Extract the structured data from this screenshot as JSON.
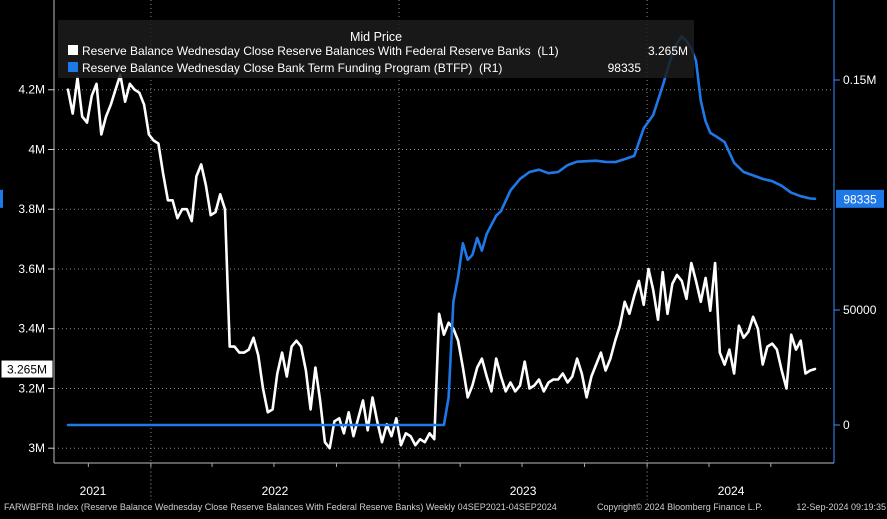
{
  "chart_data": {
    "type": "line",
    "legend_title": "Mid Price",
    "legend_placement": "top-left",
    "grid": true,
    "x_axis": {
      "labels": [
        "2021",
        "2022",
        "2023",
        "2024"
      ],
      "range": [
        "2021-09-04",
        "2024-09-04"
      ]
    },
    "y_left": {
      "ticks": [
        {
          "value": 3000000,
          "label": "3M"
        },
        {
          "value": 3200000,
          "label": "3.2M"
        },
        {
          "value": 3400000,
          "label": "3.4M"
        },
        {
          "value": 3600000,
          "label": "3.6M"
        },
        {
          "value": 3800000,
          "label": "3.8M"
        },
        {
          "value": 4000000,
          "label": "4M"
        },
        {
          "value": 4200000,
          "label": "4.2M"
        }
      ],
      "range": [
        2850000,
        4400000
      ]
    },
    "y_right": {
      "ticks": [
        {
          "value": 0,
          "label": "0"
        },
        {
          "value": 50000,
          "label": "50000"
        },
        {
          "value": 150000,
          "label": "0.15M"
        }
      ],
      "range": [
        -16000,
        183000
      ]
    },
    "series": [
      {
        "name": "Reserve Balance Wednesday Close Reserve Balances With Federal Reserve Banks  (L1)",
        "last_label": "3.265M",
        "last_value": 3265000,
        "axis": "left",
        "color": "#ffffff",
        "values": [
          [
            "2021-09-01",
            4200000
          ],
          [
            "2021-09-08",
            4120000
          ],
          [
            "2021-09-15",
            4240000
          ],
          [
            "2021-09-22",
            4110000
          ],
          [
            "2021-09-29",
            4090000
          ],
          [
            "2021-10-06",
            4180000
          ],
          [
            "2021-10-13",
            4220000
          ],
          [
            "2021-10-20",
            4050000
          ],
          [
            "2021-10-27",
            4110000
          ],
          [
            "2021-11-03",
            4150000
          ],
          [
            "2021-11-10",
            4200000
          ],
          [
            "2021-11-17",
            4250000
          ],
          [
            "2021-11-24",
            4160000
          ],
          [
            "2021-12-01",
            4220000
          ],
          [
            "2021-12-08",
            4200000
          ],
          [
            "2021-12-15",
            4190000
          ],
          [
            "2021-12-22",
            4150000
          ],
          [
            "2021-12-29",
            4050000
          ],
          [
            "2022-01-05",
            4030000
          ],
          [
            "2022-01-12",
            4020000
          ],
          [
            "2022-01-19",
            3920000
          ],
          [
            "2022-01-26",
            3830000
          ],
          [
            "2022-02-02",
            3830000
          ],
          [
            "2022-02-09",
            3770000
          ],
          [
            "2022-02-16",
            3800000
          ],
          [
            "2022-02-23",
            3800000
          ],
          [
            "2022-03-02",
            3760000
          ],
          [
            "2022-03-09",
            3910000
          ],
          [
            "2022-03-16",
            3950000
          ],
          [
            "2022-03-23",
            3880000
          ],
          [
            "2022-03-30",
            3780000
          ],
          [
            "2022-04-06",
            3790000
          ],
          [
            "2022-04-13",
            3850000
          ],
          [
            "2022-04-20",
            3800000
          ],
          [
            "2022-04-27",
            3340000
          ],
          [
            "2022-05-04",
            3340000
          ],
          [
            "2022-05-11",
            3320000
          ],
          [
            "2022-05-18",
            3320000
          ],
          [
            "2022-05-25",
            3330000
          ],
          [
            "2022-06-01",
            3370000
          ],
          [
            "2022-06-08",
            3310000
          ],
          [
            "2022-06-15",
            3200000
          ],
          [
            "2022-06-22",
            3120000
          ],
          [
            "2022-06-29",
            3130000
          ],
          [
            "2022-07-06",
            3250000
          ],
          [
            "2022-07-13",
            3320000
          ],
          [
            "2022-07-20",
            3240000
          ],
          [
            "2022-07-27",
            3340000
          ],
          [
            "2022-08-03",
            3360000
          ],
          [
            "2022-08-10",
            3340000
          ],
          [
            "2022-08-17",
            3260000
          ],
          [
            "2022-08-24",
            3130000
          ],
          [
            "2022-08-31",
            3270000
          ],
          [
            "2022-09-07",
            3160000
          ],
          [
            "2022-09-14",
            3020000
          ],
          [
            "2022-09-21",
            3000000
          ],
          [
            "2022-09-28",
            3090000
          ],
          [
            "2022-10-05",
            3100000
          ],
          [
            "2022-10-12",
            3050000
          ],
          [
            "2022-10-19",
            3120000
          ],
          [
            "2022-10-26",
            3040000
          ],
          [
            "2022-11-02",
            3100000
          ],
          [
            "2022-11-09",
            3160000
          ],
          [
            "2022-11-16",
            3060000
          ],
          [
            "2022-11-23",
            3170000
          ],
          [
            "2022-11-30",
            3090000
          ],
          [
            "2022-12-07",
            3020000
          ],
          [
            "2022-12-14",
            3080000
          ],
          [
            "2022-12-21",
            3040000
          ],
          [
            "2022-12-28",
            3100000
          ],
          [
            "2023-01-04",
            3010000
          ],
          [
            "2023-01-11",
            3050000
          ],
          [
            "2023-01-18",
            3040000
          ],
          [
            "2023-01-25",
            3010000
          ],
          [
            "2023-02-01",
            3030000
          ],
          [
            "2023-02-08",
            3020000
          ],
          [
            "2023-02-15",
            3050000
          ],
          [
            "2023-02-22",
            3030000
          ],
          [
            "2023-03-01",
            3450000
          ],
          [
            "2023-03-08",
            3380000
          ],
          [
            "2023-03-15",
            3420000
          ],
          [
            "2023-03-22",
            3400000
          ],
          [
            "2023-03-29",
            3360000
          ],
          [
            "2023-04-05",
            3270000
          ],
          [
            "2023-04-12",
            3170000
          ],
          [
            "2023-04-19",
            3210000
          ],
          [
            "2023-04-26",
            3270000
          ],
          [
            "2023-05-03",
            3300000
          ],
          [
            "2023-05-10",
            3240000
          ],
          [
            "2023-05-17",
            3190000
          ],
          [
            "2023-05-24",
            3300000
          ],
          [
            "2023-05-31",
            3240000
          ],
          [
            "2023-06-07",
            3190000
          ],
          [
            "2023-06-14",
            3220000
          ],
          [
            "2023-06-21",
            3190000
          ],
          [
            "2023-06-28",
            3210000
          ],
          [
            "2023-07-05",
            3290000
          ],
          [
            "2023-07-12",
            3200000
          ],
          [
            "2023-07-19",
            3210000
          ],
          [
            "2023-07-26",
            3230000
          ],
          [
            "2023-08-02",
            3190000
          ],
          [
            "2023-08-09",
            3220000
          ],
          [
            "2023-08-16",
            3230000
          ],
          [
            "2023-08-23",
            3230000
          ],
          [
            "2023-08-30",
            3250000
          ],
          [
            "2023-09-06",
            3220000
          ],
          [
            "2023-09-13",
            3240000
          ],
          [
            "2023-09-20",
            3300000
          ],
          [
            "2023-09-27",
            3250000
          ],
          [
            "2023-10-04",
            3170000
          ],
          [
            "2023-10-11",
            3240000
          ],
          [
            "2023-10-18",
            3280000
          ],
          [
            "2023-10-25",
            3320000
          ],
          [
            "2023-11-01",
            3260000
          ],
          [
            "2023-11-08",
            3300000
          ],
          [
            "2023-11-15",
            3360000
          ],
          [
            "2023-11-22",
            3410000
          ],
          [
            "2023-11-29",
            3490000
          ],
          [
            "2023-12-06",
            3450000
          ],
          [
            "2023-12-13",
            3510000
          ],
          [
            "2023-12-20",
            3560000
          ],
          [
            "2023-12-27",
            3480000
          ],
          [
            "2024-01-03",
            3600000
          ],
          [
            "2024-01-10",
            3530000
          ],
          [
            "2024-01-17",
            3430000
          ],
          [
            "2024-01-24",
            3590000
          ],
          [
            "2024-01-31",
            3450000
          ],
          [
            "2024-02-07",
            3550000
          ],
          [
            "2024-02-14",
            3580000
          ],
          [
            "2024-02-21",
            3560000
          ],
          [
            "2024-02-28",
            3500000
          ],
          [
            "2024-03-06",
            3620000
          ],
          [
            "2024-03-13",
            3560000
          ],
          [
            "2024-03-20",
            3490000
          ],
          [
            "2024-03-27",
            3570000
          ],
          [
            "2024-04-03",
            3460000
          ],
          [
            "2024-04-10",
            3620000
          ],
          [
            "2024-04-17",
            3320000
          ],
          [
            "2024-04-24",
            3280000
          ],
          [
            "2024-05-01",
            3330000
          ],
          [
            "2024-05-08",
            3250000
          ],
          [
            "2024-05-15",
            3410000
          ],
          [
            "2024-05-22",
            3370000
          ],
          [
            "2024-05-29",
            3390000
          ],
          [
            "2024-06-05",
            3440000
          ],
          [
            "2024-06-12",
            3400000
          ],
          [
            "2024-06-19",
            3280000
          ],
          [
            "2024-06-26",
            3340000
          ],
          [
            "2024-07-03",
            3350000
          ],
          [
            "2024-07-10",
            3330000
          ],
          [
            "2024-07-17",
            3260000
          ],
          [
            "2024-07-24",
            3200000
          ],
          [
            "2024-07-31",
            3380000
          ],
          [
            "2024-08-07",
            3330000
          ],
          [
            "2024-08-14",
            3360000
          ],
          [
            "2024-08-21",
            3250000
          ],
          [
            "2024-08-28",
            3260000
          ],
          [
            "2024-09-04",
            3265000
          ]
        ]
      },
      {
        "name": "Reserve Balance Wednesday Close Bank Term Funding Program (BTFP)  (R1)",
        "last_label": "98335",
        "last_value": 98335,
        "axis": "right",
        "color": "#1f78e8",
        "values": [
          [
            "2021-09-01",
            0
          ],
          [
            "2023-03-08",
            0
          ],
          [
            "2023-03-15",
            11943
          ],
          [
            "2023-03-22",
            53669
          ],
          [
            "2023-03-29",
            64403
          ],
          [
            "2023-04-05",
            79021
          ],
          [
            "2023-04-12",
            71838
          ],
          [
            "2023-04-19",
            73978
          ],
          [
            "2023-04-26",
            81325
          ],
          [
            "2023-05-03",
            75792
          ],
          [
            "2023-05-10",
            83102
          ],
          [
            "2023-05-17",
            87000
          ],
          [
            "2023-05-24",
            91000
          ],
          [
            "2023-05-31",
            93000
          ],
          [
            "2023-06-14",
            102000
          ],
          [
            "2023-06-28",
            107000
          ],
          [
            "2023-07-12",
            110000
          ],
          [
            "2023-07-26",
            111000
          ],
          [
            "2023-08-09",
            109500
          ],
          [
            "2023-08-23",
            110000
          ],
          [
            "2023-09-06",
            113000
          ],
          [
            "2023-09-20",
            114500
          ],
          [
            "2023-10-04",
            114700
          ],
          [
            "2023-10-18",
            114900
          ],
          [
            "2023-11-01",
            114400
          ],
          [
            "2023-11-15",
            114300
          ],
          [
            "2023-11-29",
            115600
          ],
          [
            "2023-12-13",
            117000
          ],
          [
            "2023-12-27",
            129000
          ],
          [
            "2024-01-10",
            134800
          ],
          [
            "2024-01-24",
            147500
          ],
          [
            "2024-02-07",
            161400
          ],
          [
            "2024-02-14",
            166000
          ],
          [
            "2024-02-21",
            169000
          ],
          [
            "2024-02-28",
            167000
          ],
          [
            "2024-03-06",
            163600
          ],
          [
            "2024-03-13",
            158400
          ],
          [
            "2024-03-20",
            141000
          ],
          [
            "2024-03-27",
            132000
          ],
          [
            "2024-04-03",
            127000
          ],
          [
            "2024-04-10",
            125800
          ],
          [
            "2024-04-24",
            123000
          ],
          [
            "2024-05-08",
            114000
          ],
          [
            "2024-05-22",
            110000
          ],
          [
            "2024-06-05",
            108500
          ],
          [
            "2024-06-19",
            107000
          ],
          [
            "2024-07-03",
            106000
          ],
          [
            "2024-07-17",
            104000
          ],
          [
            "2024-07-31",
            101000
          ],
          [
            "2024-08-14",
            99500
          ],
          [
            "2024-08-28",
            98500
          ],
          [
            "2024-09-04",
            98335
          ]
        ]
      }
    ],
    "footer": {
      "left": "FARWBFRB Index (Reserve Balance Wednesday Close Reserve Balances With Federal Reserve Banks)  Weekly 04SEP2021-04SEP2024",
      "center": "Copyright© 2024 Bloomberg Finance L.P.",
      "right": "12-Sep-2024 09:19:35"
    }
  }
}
# # # #
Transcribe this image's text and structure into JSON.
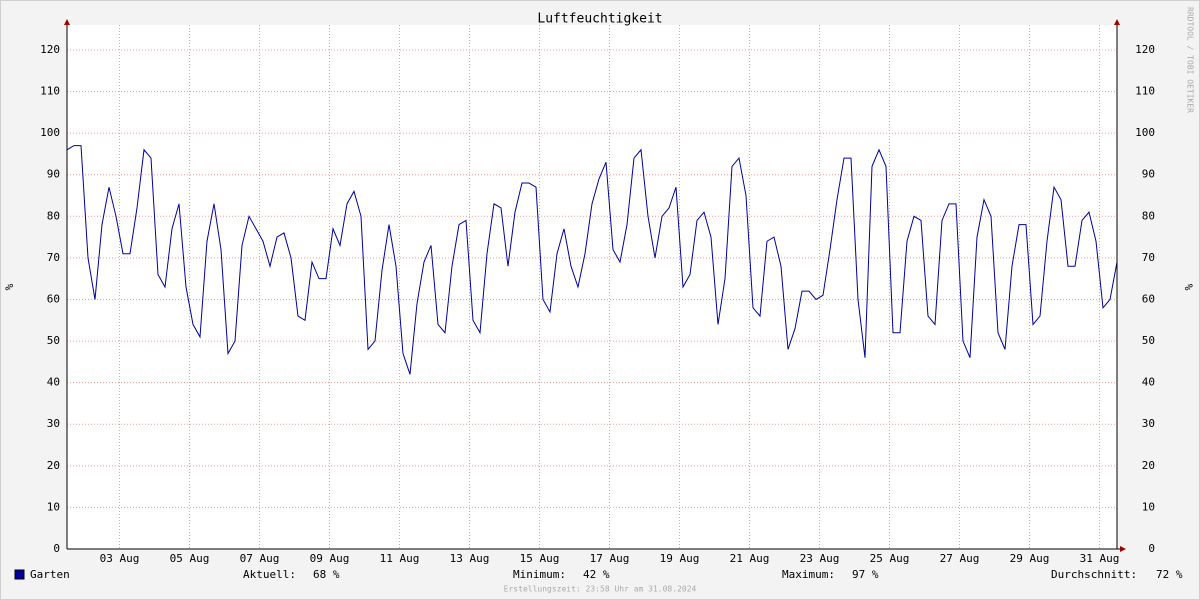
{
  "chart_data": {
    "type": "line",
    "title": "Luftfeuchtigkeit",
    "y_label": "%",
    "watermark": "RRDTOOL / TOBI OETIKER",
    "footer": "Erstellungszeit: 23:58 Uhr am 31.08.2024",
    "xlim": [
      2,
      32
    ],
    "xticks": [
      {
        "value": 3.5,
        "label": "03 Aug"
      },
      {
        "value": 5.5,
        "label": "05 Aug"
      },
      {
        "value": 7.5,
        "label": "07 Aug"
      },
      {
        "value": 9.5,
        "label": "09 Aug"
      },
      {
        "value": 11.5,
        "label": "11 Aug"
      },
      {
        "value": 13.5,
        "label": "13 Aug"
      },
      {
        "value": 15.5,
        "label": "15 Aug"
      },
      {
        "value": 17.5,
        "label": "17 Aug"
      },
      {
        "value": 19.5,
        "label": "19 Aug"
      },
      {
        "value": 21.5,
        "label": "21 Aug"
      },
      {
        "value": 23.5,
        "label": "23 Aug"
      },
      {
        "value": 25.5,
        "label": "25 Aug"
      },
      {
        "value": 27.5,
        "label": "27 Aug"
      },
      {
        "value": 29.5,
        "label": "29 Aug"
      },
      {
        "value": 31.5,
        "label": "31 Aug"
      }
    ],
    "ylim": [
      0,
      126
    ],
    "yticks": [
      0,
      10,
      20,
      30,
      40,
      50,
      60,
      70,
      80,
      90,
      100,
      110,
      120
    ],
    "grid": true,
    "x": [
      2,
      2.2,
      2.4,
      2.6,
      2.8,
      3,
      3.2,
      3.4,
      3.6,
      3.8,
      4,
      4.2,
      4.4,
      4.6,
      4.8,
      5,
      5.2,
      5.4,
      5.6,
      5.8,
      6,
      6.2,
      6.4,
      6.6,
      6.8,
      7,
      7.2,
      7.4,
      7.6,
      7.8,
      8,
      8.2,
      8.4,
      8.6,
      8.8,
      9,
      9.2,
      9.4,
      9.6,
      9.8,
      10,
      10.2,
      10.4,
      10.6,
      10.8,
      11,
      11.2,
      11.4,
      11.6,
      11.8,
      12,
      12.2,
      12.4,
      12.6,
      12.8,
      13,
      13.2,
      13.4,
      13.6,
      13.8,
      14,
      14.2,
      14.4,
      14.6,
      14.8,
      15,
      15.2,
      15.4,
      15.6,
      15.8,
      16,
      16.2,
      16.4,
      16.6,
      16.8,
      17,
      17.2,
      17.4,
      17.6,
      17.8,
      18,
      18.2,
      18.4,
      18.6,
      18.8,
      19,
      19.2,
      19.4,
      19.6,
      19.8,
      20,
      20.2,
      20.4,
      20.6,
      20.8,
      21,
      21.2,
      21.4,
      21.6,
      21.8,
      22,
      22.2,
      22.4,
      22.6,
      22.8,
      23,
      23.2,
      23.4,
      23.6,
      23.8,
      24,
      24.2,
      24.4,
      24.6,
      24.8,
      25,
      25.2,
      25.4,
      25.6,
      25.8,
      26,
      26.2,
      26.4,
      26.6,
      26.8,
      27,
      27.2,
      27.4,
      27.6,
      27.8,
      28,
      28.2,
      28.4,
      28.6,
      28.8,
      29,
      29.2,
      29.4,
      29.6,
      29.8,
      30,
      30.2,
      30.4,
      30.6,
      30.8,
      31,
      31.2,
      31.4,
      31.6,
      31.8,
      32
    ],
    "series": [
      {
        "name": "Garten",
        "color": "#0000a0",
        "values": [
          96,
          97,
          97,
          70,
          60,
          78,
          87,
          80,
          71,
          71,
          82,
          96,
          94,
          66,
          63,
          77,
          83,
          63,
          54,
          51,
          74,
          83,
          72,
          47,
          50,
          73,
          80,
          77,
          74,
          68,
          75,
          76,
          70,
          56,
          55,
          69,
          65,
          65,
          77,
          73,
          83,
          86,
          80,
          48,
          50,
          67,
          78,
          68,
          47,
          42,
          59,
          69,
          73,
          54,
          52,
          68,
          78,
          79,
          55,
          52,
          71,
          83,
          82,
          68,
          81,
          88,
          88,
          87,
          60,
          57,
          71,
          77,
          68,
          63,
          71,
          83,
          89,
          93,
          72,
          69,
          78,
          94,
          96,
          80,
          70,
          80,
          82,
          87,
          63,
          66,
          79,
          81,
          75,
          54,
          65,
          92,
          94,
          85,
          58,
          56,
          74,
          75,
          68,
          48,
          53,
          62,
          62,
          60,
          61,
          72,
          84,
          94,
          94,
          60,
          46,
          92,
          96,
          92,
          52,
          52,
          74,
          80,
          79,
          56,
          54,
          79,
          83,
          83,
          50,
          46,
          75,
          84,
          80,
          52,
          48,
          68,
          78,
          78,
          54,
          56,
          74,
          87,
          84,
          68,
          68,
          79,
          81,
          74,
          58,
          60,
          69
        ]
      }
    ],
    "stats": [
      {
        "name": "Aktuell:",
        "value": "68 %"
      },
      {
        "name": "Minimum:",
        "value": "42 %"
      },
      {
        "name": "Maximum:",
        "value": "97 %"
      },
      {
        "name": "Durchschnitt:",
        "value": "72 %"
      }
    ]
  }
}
# # # #
PROBLEM:
Using the listing above, show each line holding the string "Wednesday".

FINAL RESULT:
        "name": "Reserve Balance Wednesday Close Reserve Balances With Federal Reserve Banks  (L1)",
        "name": "Reserve Balance Wednesday Close Bank Term Funding Program (BTFP)  (R1)",
      "left": "FARWBFRB Index (Reserve Balance Wednesday Close Reserve Balances With Federal Reserve Banks)  Weekly 04SEP2021-04SEP2024",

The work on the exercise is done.